• **Exercise aim**
Take each line containing "Normalized" and report it exactly as written.

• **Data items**
## start

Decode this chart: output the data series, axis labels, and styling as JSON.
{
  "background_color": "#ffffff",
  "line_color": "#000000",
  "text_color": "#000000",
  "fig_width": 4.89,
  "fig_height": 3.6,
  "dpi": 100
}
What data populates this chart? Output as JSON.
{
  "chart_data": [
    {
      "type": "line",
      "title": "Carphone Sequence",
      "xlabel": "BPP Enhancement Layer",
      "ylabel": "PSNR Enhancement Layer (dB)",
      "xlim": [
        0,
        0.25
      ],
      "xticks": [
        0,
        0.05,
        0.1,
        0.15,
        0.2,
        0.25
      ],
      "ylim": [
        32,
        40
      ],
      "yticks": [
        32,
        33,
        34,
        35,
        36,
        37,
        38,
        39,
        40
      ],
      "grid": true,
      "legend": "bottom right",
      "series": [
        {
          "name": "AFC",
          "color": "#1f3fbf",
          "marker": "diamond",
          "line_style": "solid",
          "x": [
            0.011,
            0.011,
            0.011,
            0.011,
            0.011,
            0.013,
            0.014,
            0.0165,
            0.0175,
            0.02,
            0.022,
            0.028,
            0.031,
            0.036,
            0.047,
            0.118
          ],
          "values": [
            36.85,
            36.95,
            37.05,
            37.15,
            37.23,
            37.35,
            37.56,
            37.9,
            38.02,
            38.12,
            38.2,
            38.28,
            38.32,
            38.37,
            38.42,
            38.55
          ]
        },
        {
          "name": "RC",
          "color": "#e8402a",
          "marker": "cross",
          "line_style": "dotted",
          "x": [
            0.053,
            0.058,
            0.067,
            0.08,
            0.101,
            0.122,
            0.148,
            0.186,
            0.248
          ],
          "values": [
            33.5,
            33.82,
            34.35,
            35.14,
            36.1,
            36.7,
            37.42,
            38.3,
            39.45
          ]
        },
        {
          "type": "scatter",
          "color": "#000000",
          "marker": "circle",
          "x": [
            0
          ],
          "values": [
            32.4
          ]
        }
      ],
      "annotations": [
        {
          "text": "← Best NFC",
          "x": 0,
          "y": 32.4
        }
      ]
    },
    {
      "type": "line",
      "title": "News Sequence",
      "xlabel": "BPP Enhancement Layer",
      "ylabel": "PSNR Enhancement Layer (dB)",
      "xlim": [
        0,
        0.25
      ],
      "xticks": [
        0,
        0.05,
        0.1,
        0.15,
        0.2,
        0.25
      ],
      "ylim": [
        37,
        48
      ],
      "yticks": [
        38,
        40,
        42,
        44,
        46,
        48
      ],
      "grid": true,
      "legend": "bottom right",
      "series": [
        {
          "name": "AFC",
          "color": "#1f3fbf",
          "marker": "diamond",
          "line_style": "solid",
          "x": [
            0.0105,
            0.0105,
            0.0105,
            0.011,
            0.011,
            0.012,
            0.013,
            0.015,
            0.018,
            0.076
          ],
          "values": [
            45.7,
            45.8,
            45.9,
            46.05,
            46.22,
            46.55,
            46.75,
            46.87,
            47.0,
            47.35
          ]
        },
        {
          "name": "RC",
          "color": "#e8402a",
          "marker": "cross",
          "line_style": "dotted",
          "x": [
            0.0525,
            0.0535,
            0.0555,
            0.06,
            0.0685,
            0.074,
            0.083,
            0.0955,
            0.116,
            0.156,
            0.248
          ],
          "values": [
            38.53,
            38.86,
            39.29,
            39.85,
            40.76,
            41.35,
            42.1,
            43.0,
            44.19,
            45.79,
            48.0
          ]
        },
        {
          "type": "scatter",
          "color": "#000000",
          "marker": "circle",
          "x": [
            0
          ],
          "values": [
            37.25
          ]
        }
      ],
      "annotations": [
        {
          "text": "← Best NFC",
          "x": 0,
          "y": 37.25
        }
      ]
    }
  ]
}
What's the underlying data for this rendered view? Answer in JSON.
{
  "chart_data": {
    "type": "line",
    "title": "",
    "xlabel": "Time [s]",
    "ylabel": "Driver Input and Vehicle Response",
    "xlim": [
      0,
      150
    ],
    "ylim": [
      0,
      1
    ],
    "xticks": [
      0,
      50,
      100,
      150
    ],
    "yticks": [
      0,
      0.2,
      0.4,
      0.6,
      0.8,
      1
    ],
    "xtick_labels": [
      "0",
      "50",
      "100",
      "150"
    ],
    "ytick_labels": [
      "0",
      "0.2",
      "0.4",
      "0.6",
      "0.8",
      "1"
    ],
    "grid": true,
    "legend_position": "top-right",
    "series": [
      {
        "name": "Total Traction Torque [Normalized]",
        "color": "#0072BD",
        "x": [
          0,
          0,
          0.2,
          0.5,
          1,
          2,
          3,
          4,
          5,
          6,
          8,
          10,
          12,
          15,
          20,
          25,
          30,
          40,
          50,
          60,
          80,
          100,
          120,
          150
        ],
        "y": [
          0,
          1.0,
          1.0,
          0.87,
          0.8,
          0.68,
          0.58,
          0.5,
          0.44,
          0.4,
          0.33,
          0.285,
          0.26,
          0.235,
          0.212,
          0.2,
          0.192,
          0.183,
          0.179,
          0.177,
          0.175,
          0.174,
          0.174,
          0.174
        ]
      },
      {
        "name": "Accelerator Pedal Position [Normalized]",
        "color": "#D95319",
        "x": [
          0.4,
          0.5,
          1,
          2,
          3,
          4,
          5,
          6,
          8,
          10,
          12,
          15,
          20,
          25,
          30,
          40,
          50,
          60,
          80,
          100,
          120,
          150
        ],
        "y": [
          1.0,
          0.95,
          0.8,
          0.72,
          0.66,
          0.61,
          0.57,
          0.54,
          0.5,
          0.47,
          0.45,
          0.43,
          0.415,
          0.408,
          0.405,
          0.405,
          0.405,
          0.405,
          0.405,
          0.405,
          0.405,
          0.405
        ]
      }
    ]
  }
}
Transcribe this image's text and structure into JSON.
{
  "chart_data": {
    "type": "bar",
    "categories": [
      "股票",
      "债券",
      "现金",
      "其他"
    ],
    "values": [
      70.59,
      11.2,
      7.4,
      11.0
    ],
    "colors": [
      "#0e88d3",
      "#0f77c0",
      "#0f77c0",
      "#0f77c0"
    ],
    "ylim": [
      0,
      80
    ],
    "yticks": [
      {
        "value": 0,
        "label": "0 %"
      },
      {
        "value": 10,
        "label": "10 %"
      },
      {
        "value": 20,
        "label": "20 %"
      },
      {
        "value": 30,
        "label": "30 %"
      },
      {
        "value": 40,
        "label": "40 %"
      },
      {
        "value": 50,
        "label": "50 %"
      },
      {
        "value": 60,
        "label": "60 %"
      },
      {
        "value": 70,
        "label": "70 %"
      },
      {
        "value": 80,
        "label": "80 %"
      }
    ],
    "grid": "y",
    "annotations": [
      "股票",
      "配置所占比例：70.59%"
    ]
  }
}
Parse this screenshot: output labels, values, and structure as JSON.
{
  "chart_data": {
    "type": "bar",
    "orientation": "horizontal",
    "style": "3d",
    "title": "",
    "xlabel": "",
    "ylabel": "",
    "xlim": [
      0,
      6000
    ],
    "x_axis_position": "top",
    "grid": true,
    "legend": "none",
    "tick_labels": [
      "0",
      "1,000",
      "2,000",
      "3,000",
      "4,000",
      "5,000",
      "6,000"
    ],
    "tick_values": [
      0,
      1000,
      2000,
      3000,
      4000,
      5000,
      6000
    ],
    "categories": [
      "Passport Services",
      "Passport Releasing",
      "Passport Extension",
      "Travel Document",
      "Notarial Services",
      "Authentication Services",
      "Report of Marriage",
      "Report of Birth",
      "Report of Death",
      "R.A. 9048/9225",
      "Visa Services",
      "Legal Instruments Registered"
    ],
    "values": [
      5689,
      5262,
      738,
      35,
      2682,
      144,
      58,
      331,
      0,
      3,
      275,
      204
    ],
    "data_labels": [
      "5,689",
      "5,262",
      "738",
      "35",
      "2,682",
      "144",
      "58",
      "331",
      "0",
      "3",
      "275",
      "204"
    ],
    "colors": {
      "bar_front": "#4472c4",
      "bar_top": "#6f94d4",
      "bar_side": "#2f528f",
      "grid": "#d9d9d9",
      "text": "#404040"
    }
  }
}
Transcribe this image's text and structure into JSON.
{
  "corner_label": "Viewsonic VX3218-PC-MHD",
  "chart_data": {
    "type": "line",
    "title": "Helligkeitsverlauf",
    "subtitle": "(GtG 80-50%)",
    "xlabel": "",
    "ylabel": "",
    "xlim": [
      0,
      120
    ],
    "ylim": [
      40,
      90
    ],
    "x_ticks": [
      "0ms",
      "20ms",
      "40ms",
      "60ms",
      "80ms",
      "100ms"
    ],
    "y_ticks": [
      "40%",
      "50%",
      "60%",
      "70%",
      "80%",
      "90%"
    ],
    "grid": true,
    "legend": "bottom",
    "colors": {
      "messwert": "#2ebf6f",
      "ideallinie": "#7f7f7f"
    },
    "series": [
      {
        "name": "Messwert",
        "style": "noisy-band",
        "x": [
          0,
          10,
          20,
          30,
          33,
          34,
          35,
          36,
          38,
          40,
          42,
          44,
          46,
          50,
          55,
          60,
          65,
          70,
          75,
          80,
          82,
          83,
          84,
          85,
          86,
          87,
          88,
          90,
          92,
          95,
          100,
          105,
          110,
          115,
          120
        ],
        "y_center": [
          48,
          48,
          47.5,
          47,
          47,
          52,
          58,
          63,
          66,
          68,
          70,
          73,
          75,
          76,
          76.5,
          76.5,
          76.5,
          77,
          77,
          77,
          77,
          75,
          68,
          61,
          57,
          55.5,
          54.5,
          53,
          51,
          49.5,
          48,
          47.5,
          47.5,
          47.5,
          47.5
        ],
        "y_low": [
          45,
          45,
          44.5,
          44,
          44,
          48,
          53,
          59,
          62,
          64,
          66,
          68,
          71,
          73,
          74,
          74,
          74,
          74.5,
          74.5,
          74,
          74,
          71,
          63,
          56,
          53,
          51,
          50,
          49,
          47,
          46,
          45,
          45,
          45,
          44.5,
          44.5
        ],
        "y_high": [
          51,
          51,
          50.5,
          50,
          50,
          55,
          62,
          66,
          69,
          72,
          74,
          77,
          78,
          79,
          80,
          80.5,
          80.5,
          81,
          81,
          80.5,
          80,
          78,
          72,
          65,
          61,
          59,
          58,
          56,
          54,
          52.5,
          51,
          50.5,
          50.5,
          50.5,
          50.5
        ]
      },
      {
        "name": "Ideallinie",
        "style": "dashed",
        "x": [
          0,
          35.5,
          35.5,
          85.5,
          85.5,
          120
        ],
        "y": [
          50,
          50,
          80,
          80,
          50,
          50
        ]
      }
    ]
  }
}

## end

• **Task output**
        "name": "Total Traction Torque [Normalized]",
        "name": "Accelerator Pedal Position [Normalized]",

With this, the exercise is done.